* Start *

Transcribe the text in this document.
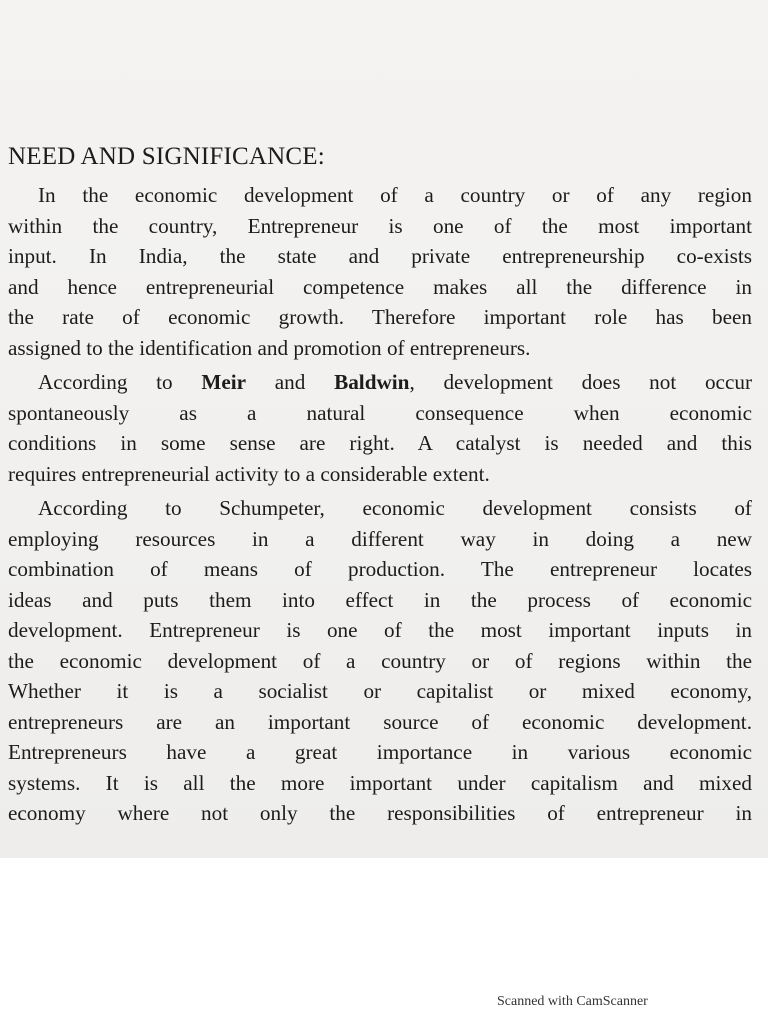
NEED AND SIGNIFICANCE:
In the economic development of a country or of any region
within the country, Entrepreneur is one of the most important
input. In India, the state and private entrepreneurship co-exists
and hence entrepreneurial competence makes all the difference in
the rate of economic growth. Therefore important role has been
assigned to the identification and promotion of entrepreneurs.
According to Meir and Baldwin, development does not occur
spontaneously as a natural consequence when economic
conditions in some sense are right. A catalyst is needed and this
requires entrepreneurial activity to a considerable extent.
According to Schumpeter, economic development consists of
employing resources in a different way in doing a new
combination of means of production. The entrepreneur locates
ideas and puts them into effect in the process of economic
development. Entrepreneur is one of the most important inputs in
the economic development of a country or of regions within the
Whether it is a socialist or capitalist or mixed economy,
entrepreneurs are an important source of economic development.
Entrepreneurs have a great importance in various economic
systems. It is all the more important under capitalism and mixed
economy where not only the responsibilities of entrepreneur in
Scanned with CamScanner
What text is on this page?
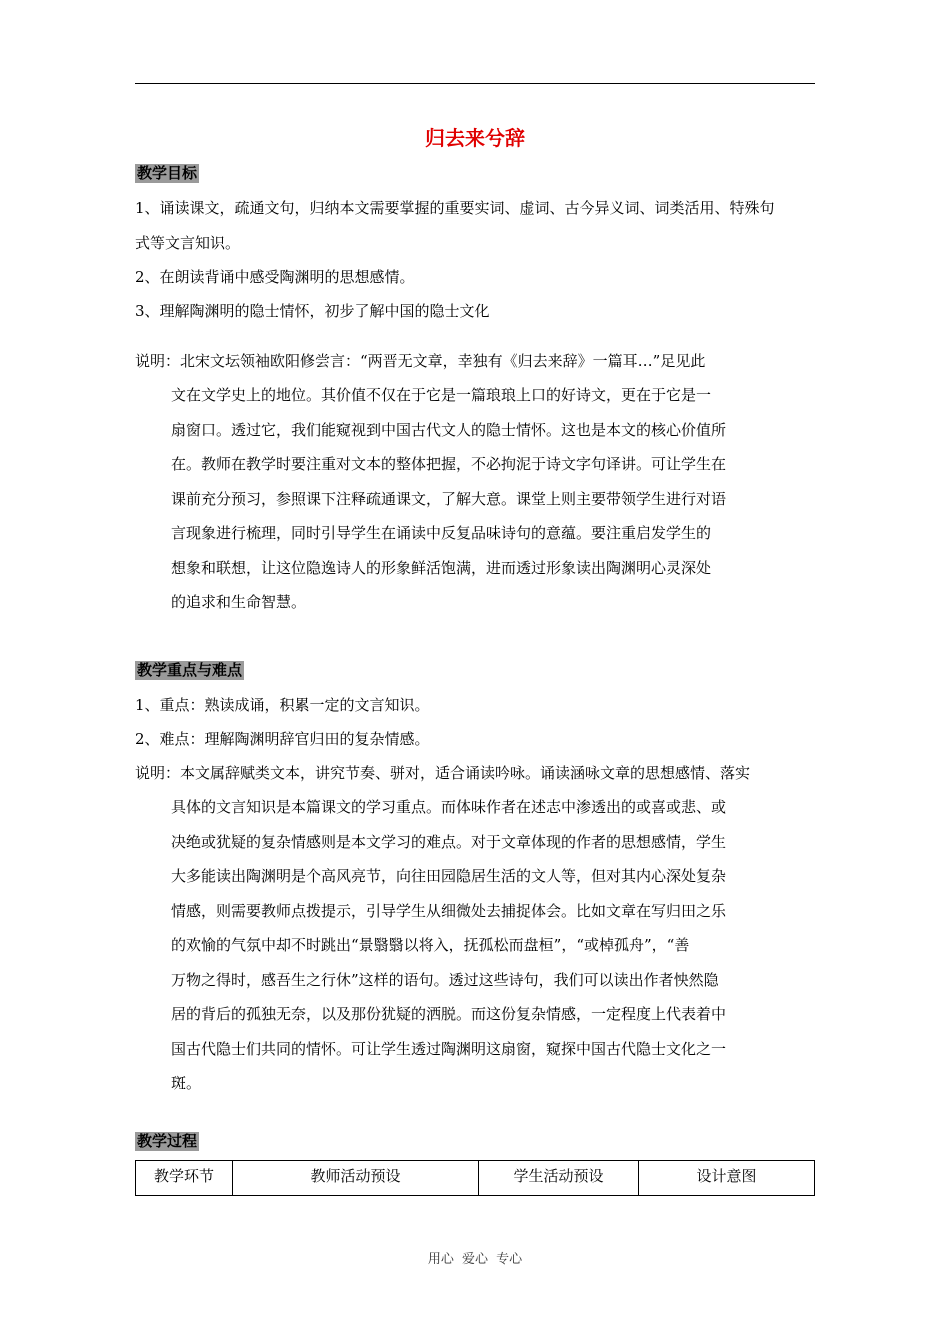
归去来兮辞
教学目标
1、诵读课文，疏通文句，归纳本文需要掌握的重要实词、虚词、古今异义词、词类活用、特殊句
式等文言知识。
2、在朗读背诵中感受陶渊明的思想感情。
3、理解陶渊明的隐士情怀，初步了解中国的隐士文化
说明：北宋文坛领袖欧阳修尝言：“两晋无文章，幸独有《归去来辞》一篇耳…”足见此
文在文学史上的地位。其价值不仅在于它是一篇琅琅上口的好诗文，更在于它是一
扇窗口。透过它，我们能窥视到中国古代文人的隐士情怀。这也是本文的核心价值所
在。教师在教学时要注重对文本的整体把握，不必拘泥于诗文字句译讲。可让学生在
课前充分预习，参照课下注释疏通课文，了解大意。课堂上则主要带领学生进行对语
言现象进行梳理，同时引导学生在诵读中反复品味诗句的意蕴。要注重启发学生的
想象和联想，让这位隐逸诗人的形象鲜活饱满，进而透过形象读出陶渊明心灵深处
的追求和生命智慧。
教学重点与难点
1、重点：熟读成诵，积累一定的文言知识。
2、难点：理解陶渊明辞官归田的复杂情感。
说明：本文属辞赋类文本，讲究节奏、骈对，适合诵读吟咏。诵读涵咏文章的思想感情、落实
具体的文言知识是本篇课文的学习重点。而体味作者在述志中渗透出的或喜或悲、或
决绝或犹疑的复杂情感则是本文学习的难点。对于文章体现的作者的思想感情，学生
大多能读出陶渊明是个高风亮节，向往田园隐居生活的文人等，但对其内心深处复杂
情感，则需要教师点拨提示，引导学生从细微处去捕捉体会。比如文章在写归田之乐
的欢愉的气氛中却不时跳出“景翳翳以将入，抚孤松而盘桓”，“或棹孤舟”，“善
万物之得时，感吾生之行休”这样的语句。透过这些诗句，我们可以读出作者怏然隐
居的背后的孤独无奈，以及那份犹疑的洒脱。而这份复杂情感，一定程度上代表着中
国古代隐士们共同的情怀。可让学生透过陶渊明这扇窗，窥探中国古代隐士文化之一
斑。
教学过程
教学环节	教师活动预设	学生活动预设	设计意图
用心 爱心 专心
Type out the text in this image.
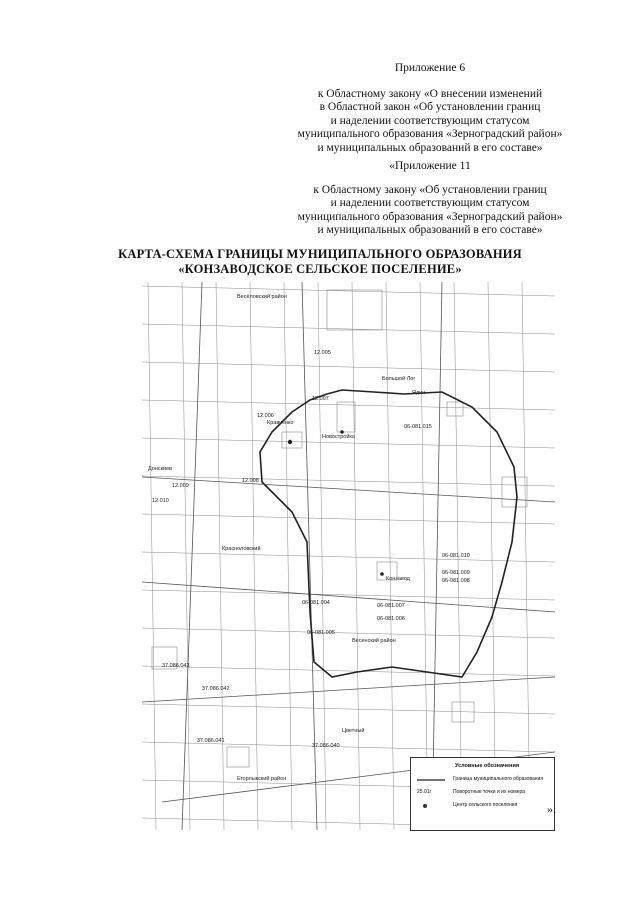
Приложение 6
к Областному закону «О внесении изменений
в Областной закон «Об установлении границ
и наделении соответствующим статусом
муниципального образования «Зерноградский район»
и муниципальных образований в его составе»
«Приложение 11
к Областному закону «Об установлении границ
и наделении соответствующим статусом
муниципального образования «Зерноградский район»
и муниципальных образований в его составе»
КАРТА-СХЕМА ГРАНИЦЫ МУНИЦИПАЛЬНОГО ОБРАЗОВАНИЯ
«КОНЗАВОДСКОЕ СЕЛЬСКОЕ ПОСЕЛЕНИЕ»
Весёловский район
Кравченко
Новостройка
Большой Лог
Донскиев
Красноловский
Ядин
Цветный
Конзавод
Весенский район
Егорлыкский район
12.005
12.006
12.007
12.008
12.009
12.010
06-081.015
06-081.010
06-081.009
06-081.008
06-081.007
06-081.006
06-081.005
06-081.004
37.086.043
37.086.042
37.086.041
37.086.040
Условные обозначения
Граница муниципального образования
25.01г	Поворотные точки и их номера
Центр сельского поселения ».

* End *

Pictures appear in the records above. Output everything except them, exactly.

Full response:
Transcribe the text in this document.
NEED AND SIGNIFICANCE:
In the economic development of a country or of any region
within the country, Entrepreneur is one of the most important
input. In India, the state and private entrepreneurship co-exists
and hence entrepreneurial competence makes all the difference in
the rate of economic growth. Therefore important role has been
assigned to the identification and promotion of entrepreneurs.
According to Meir and Baldwin, development does not occur
spontaneously as a natural consequence when economic
conditions in some sense are right. A catalyst is needed and this
requires entrepreneurial activity to a considerable extent.
According to Schumpeter, economic development consists of
employing resources in a different way in doing a new
combination of means of production. The entrepreneur locates
ideas and puts them into effect in the process of economic
development. Entrepreneur is one of the most important inputs in
the economic development of a country or of regions within the
Whether it is a socialist or capitalist or mixed economy,
entrepreneurs are an important source of economic development.
Entrepreneurs have a great importance in various economic
systems. It is all the more important under capitalism and mixed
economy where not only the responsibilities of entrepreneur in
Scanned with CamScanner
What text is on this page?
归去来兮辞
教学目标
1、诵读课文，疏通文句，归纳本文需要掌握的重要实词、虚词、古今异义词、词类活用、特殊句
式等文言知识。
2、在朗读背诵中感受陶渊明的思想感情。
3、理解陶渊明的隐士情怀，初步了解中国的隐士文化
说明：北宋文坛领袖欧阳修尝言：“两晋无文章，幸独有《归去来辞》一篇耳…”足见此
文在文学史上的地位。其价值不仅在于它是一篇琅琅上口的好诗文，更在于它是一
扇窗口。透过它，我们能窥视到中国古代文人的隐士情怀。这也是本文的核心价值所
在。教师在教学时要注重对文本的整体把握，不必拘泥于诗文字句译讲。可让学生在
课前充分预习，参照课下注释疏通课文，了解大意。课堂上则主要带领学生进行对语
言现象进行梳理，同时引导学生在诵读中反复品味诗句的意蕴。要注重启发学生的
想象和联想，让这位隐逸诗人的形象鲜活饱满，进而透过形象读出陶渊明心灵深处
的追求和生命智慧。
教学重点与难点
1、重点：熟读成诵，积累一定的文言知识。
2、难点：理解陶渊明辞官归田的复杂情感。
说明：本文属辞赋类文本，讲究节奏、骈对，适合诵读吟咏。诵读涵咏文章的思想感情、落实
具体的文言知识是本篇课文的学习重点。而体味作者在述志中渗透出的或喜或悲、或
决绝或犹疑的复杂情感则是本文学习的难点。对于文章体现的作者的思想感情，学生
大多能读出陶渊明是个高风亮节，向往田园隐居生活的文人等，但对其内心深处复杂
情感，则需要教师点拨提示，引导学生从细微处去捕捉体会。比如文章在写归田之乐
的欢愉的气氛中却不时跳出“景翳翳以将入，抚孤松而盘桓”，“或棹孤舟”，“善
万物之得时，感吾生之行休”这样的语句。透过这些诗句，我们可以读出作者怏然隐
居的背后的孤独无奈，以及那份犹疑的洒脱。而这份复杂情感，一定程度上代表着中
国古代隐士们共同的情怀。可让学生透过陶渊明这扇窗，窥探中国古代隐士文化之一
斑。
教学过程
教学环节	教师活动预设	学生活动预设	设计意图
用心 爱心 专心
Type out the text in this image.
Приложение 6
к Областному закону «О внесении изменений
в Областной закон «Об установлении границ
и наделении соответствующим статусом
муниципального образования «Зерноградский район»
и муниципальных образований в его составе»
«Приложение 11
к Областному закону «Об установлении границ
и наделении соответствующим статусом
муниципального образования «Зерноградский район»
и муниципальных образований в его составе»
КАРТА-СХЕМА ГРАНИЦЫ МУНИЦИПАЛЬНОГО ОБРАЗОВАНИЯ
«КОНЗАВОДСКОЕ СЕЛЬСКОЕ ПОСЕЛЕНИЕ»
Весёловский район
Кравченко
Новостройка
Большой Лог
Донскиев
Красноловский
Ядин
Цветный
Конзавод
Весенский район
Егорлыкский район
12.005
12.006
12.007
12.008
12.009
12.010
06-081.015
06-081.010
06-081.009
06-081.008
06-081.007
06-081.006
06-081.005
06-081.004
37.086.043
37.086.042
37.086.041
37.086.040
Условные обозначения
Граница муниципального образования
25.01г	Поворотные точки и их номера
Центр сельского поселения ».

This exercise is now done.